Without altering anything, repeat each of the records.

Items from a figure collection
start
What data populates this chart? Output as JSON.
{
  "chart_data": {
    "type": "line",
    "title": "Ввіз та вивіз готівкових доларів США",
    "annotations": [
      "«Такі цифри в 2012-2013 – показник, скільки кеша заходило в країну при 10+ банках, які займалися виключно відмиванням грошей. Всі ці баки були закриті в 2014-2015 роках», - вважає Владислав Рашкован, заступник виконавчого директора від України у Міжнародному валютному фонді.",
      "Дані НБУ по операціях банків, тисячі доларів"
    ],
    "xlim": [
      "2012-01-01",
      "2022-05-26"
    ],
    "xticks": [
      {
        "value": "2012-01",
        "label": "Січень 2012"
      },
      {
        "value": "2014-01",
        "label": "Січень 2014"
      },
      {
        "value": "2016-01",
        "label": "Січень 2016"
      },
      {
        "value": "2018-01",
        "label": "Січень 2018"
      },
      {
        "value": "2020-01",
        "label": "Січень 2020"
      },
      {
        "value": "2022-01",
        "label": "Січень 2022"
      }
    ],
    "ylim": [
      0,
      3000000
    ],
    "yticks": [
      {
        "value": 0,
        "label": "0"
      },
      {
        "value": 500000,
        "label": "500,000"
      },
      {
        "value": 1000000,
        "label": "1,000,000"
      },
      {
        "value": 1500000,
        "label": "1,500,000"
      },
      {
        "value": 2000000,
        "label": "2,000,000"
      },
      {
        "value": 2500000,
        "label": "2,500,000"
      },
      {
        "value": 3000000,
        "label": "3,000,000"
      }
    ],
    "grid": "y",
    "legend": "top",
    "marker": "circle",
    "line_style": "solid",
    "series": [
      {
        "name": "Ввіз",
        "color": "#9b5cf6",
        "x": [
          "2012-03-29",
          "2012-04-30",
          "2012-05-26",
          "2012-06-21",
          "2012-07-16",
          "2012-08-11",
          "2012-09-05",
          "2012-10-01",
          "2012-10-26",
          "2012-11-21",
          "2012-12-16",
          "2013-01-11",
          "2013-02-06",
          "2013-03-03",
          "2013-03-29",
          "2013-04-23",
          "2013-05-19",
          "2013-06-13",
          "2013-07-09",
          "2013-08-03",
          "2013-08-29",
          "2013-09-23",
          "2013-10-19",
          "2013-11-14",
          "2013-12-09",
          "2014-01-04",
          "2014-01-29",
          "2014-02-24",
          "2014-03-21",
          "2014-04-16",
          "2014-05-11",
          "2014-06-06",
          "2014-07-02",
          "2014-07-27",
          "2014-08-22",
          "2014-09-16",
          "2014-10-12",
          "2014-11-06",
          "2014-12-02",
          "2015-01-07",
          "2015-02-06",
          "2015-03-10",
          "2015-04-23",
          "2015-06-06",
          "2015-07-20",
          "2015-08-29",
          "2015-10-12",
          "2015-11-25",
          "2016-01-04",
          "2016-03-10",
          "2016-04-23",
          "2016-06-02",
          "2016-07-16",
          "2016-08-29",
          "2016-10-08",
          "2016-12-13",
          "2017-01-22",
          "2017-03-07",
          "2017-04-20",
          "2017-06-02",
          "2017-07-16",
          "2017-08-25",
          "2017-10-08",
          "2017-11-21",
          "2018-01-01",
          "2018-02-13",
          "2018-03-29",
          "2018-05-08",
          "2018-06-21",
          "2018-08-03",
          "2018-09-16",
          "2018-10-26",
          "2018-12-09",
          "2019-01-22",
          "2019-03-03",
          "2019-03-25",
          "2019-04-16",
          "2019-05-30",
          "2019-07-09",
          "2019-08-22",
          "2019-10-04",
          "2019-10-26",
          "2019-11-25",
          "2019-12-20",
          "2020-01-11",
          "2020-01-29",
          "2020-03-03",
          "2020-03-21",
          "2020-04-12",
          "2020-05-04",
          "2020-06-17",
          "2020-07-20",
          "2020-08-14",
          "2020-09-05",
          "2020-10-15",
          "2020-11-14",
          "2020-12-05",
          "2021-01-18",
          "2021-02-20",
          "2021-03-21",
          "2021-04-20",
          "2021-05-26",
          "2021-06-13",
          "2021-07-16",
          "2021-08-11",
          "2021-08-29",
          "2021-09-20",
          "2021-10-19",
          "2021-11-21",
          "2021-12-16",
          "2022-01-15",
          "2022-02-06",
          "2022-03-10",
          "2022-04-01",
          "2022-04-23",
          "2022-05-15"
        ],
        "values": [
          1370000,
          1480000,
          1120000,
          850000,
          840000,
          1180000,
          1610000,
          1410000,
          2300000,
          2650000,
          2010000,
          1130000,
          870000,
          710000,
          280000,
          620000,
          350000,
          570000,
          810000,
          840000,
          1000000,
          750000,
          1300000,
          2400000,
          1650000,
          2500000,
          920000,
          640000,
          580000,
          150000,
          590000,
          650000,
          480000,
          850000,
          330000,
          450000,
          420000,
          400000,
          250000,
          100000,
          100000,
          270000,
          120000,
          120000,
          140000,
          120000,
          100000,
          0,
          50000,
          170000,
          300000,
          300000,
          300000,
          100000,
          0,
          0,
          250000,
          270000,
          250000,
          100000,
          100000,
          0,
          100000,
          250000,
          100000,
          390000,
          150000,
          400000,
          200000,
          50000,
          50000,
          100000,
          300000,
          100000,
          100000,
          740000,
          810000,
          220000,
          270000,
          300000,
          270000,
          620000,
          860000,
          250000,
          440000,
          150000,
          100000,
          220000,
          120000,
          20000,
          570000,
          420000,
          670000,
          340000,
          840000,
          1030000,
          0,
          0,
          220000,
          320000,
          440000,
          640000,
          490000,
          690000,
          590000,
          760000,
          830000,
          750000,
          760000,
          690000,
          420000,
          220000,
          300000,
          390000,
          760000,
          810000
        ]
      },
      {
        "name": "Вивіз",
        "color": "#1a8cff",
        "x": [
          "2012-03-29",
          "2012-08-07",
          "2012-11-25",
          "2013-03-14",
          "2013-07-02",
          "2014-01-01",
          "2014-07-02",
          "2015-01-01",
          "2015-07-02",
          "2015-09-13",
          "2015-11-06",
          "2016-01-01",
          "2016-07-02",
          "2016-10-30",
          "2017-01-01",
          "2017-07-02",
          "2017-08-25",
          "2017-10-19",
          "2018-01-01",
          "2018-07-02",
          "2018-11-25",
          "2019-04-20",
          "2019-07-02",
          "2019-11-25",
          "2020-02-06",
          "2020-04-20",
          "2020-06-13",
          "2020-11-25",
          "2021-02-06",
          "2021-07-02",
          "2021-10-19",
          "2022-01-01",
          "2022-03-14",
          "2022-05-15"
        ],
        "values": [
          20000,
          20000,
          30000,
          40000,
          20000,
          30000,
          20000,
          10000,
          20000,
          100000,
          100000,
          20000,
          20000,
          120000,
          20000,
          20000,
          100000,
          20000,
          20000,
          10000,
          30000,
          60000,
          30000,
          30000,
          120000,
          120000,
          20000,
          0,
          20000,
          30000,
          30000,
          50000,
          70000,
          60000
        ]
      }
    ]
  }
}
end
**SOLUTION FOR THIS EXERCISE**
What data populates this chart? Output as JSON.
{
  "chart_data": {
    "type": "line",
    "title": "Ввіз та вивіз готівкових доларів США",
    "annotations": [
      "«Такі цифри в 2012-2013 – показник, скільки кеша заходило в країну при 10+ банках, які займалися виключно відмиванням грошей. Всі ці баки були закриті в 2014-2015 роках», - вважає Владислав Рашкован, заступник виконавчого директора від України у Міжнародному валютному фонді.",
      "Дані НБУ по операціях банків, тисячі доларів"
    ],
    "xlim": [
      "2012-01-01",
      "2022-05-26"
    ],
    "xticks": [
      {
        "value": "2012-01",
        "label": "Січень 2012"
      },
      {
        "value": "2014-01",
        "label": "Січень 2014"
      },
      {
        "value": "2016-01",
        "label": "Січень 2016"
      },
      {
        "value": "2018-01",
        "label": "Січень 2018"
      },
      {
        "value": "2020-01",
        "label": "Січень 2020"
      },
      {
        "value": "2022-01",
        "label": "Січень 2022"
      }
    ],
    "ylim": [
      0,
      3000000
    ],
    "yticks": [
      {
        "value": 0,
        "label": "0"
      },
      {
        "value": 500000,
        "label": "500,000"
      },
      {
        "value": 1000000,
        "label": "1,000,000"
      },
      {
        "value": 1500000,
        "label": "1,500,000"
      },
      {
        "value": 2000000,
        "label": "2,000,000"
      },
      {
        "value": 2500000,
        "label": "2,500,000"
      },
      {
        "value": 3000000,
        "label": "3,000,000"
      }
    ],
    "grid": "y",
    "legend": "top",
    "marker": "circle",
    "line_style": "solid",
    "series": [
      {
        "name": "Ввіз",
        "color": "#9b5cf6",
        "x": [
          "2012-03-29",
          "2012-04-30",
          "2012-05-26",
          "2012-06-21",
          "2012-07-16",
          "2012-08-11",
          "2012-09-05",
          "2012-10-01",
          "2012-10-26",
          "2012-11-21",
          "2012-12-16",
          "2013-01-11",
          "2013-02-06",
          "2013-03-03",
          "2013-03-29",
          "2013-04-23",
          "2013-05-19",
          "2013-06-13",
          "2013-07-09",
          "2013-08-03",
          "2013-08-29",
          "2013-09-23",
          "2013-10-19",
          "2013-11-14",
          "2013-12-09",
          "2014-01-04",
          "2014-01-29",
          "2014-02-24",
          "2014-03-21",
          "2014-04-16",
          "2014-05-11",
          "2014-06-06",
          "2014-07-02",
          "2014-07-27",
          "2014-08-22",
          "2014-09-16",
          "2014-10-12",
          "2014-11-06",
          "2014-12-02",
          "2015-01-07",
          "2015-02-06",
          "2015-03-10",
          "2015-04-23",
          "2015-06-06",
          "2015-07-20",
          "2015-08-29",
          "2015-10-12",
          "2015-11-25",
          "2016-01-04",
          "2016-03-10",
          "2016-04-23",
          "2016-06-02",
          "2016-07-16",
          "2016-08-29",
          "2016-10-08",
          "2016-12-13",
          "2017-01-22",
          "2017-03-07",
          "2017-04-20",
          "2017-06-02",
          "2017-07-16",
          "2017-08-25",
          "2017-10-08",
          "2017-11-21",
          "2018-01-01",
          "2018-02-13",
          "2018-03-29",
          "2018-05-08",
          "2018-06-21",
          "2018-08-03",
          "2018-09-16",
          "2018-10-26",
          "2018-12-09",
          "2019-01-22",
          "2019-03-03",
          "2019-03-25",
          "2019-04-16",
          "2019-05-30",
          "2019-07-09",
          "2019-08-22",
          "2019-10-04",
          "2019-10-26",
          "2019-11-25",
          "2019-12-20",
          "2020-01-11",
          "2020-01-29",
          "2020-03-03",
          "2020-03-21",
          "2020-04-12",
          "2020-05-04",
          "2020-06-17",
          "2020-07-20",
          "2020-08-14",
          "2020-09-05",
          "2020-10-15",
          "2020-11-14",
          "2020-12-05",
          "2021-01-18",
          "2021-02-20",
          "2021-03-21",
          "2021-04-20",
          "2021-05-26",
          "2021-06-13",
          "2021-07-16",
          "2021-08-11",
          "2021-08-29",
          "2021-09-20",
          "2021-10-19",
          "2021-11-21",
          "2021-12-16",
          "2022-01-15",
          "2022-02-06",
          "2022-03-10",
          "2022-04-01",
          "2022-04-23",
          "2022-05-15"
        ],
        "values": [
          1370000,
          1480000,
          1120000,
          850000,
          840000,
          1180000,
          1610000,
          1410000,
          2300000,
          2650000,
          2010000,
          1130000,
          870000,
          710000,
          280000,
          620000,
          350000,
          570000,
          810000,
          840000,
          1000000,
          750000,
          1300000,
          2400000,
          1650000,
          2500000,
          920000,
          640000,
          580000,
          150000,
          590000,
          650000,
          480000,
          850000,
          330000,
          450000,
          420000,
          400000,
          250000,
          100000,
          100000,
          270000,
          120000,
          120000,
          140000,
          120000,
          100000,
          0,
          50000,
          170000,
          300000,
          300000,
          300000,
          100000,
          0,
          0,
          250000,
          270000,
          250000,
          100000,
          100000,
          0,
          100000,
          250000,
          100000,
          390000,
          150000,
          400000,
          200000,
          50000,
          50000,
          100000,
          300000,
          100000,
          100000,
          740000,
          810000,
          220000,
          270000,
          300000,
          270000,
          620000,
          860000,
          250000,
          440000,
          150000,
          100000,
          220000,
          120000,
          20000,
          570000,
          420000,
          670000,
          340000,
          840000,
          1030000,
          0,
          0,
          220000,
          320000,
          440000,
          640000,
          490000,
          690000,
          590000,
          760000,
          830000,
          750000,
          760000,
          690000,
          420000,
          220000,
          300000,
          390000,
          760000,
          810000
        ]
      },
      {
        "name": "Вивіз",
        "color": "#1a8cff",
        "x": [
          "2012-03-29",
          "2012-08-07",
          "2012-11-25",
          "2013-03-14",
          "2013-07-02",
          "2014-01-01",
          "2014-07-02",
          "2015-01-01",
          "2015-07-02",
          "2015-09-13",
          "2015-11-06",
          "2016-01-01",
          "2016-07-02",
          "2016-10-30",
          "2017-01-01",
          "2017-07-02",
          "2017-08-25",
          "2017-10-19",
          "2018-01-01",
          "2018-07-02",
          "2018-11-25",
          "2019-04-20",
          "2019-07-02",
          "2019-11-25",
          "2020-02-06",
          "2020-04-20",
          "2020-06-13",
          "2020-11-25",
          "2021-02-06",
          "2021-07-02",
          "2021-10-19",
          "2022-01-01",
          "2022-03-14",
          "2022-05-15"
        ],
        "values": [
          20000,
          20000,
          30000,
          40000,
          20000,
          30000,
          20000,
          10000,
          20000,
          100000,
          100000,
          20000,
          20000,
          120000,
          20000,
          20000,
          100000,
          20000,
          20000,
          10000,
          30000,
          60000,
          30000,
          30000,
          120000,
          120000,
          20000,
          0,
          20000,
          30000,
          30000,
          50000,
          70000,
          60000
        ]
      }
    ]
  }
}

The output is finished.